WORK TO BE COMPLETED –
In the listing below, find every line with the string "notes" and pull it out.

DATA ROWS –
= = = =

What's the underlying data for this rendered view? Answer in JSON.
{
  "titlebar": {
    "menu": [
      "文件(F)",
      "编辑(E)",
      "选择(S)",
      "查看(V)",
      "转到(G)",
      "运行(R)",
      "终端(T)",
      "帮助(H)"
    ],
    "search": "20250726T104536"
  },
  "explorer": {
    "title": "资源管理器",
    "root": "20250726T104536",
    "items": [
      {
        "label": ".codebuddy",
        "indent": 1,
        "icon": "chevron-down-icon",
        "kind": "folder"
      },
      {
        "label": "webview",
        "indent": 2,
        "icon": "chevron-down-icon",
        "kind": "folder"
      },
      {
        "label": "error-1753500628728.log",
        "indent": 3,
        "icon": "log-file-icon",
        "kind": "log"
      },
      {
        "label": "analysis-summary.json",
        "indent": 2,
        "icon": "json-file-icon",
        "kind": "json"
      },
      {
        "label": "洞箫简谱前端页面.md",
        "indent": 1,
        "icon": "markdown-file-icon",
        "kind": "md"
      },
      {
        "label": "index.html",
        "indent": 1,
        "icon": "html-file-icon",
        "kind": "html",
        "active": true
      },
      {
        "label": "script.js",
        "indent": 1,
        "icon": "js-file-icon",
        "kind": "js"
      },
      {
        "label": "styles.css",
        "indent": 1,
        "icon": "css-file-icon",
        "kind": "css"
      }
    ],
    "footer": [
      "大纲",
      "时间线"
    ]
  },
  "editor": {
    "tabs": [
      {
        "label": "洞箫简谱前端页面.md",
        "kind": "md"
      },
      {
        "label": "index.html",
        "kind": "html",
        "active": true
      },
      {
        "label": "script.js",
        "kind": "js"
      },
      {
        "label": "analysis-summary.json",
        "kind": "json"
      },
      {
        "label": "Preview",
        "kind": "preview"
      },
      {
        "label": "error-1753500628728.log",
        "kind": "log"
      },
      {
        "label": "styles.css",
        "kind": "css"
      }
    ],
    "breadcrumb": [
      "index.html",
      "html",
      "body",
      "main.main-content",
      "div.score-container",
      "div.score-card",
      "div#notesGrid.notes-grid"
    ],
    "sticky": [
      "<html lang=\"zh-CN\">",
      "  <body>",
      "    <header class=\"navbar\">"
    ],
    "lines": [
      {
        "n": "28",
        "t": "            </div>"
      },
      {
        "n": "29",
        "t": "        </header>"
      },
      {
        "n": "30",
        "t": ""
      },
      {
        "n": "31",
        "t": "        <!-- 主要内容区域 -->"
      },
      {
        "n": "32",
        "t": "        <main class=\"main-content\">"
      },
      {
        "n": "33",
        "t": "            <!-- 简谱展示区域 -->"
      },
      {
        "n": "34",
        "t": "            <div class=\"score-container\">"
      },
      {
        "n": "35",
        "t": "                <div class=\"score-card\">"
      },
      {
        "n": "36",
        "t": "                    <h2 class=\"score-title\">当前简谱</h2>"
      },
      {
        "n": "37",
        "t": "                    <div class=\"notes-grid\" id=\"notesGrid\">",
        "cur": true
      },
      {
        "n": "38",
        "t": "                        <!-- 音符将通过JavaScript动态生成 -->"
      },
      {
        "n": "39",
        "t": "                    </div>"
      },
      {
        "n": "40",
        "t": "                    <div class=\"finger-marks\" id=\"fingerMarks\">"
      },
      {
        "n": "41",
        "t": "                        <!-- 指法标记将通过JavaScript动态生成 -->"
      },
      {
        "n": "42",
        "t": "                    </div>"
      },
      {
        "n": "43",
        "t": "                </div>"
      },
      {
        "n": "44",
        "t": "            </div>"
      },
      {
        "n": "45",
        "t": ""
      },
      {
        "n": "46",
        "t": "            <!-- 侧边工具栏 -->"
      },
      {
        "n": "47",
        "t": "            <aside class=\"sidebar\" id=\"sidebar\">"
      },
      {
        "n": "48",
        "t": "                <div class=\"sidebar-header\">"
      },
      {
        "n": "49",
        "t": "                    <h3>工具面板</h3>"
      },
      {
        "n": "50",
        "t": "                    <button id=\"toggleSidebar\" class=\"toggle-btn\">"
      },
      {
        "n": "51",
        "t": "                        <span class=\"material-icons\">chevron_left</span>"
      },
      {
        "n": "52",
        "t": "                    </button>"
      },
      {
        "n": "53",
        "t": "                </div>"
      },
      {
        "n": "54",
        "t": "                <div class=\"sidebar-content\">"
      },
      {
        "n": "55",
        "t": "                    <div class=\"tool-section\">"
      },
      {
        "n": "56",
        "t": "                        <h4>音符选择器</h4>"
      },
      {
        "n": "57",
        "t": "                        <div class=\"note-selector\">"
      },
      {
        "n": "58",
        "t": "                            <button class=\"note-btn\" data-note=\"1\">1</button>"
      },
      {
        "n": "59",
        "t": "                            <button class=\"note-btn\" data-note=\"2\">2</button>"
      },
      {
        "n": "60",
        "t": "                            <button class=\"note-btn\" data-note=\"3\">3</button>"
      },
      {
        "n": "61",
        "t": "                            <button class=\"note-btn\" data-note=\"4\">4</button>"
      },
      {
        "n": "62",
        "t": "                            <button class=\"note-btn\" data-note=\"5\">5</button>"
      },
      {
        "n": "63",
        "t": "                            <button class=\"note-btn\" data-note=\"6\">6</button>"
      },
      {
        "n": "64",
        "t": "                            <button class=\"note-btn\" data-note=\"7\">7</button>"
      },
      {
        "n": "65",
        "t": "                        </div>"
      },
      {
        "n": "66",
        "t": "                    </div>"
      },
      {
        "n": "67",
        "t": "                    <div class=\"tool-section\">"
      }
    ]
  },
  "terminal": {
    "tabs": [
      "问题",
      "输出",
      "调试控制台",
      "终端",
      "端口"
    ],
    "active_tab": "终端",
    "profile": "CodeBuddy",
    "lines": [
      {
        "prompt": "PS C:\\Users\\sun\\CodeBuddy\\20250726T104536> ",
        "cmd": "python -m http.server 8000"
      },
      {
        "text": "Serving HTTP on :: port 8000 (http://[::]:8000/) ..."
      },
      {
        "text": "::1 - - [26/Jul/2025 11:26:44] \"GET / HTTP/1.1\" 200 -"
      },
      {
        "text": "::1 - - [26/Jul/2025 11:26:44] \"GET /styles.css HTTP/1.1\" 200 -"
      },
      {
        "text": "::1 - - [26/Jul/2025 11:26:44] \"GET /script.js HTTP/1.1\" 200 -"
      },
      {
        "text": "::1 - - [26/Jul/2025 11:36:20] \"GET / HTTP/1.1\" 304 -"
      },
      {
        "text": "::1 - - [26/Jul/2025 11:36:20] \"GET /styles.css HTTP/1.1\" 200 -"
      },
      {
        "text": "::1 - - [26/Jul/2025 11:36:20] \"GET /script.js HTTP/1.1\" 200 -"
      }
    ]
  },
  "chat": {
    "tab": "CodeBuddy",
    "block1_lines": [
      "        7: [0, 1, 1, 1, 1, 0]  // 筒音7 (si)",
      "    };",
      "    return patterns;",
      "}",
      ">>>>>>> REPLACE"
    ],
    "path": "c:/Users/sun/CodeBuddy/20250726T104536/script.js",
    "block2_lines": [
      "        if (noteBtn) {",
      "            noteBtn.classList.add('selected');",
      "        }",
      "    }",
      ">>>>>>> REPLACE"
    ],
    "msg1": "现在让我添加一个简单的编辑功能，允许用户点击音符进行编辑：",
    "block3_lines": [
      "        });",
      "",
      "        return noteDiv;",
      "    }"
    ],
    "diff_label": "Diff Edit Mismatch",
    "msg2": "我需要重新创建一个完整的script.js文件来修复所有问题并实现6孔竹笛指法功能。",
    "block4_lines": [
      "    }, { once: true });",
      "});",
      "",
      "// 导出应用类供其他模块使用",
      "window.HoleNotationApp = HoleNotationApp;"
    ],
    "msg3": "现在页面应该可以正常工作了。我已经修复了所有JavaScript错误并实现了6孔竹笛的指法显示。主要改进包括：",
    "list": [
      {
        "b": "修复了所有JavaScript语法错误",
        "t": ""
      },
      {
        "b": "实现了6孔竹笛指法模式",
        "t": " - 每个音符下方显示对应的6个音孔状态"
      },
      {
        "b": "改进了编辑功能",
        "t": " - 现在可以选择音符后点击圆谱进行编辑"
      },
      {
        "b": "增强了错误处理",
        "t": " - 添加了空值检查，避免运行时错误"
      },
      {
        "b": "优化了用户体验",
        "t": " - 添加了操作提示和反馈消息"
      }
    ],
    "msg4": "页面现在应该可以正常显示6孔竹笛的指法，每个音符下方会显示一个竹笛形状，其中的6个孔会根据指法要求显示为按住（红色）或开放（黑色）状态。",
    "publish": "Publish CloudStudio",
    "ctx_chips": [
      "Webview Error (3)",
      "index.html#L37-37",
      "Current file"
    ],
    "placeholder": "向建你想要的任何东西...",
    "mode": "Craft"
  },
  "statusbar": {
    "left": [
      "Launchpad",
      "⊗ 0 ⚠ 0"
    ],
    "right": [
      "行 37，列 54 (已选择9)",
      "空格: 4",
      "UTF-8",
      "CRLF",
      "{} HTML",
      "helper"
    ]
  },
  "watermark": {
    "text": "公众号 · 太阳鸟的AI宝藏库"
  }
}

= = = =

WRITTEN SOLUTION –
      "div#notesGrid.notes-grid"
        "t": "                    <div class=\"notes-grid\" id=\"notesGrid\">",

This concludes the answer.